■ **Records**
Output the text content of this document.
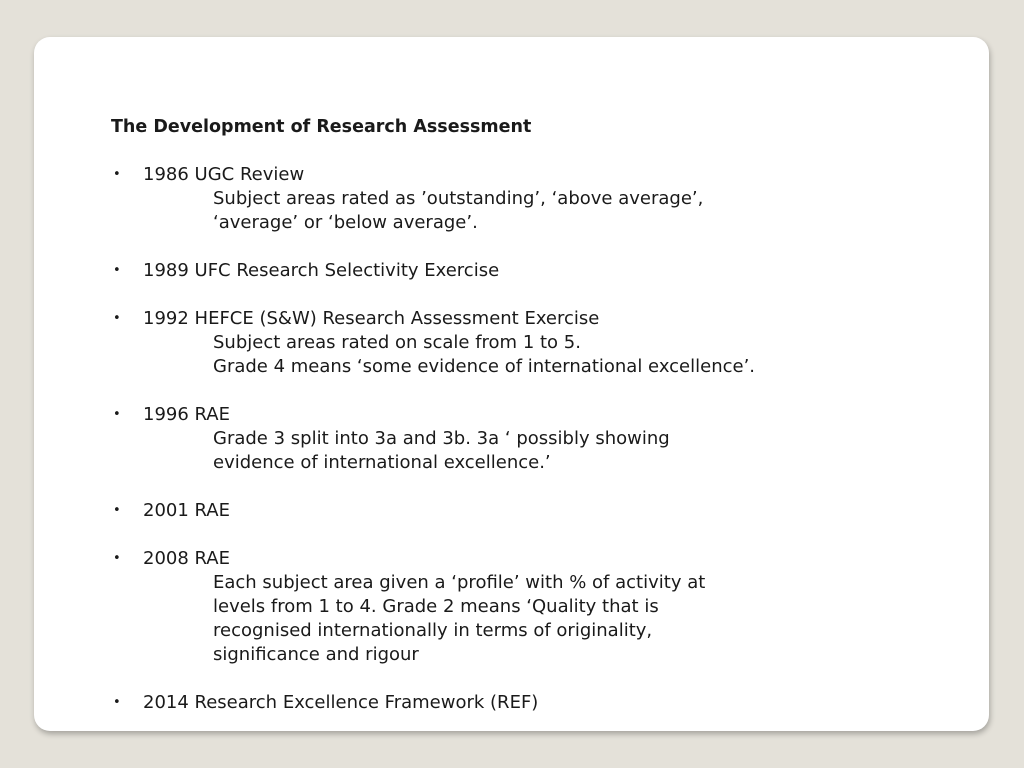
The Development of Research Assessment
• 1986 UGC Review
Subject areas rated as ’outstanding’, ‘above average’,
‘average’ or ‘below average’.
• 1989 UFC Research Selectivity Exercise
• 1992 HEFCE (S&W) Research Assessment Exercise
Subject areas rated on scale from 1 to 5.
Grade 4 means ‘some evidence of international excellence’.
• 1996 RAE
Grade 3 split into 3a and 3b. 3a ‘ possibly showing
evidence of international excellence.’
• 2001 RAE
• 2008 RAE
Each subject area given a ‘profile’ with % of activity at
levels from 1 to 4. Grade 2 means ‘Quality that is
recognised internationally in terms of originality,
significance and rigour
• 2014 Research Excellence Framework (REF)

■ **What is being asked**
What is needed is an exact reproduction of the data, pictures excluded.

■ **Completed task**
Output the text content of this document.
The Development of Research Assessment
• 1986 UGC Review
Subject areas rated as ’outstanding’, ‘above average’,
‘average’ or ‘below average’.
• 1989 UFC Research Selectivity Exercise
• 1992 HEFCE (S&W) Research Assessment Exercise
Subject areas rated on scale from 1 to 5.
Grade 4 means ‘some evidence of international excellence’.
• 1996 RAE
Grade 3 split into 3a and 3b. 3a ‘ possibly showing
evidence of international excellence.’
• 2001 RAE
• 2008 RAE
Each subject area given a ‘profile’ with % of activity at
levels from 1 to 4. Grade 2 means ‘Quality that is
recognised internationally in terms of originality,
significance and rigour
• 2014 Research Excellence Framework (REF)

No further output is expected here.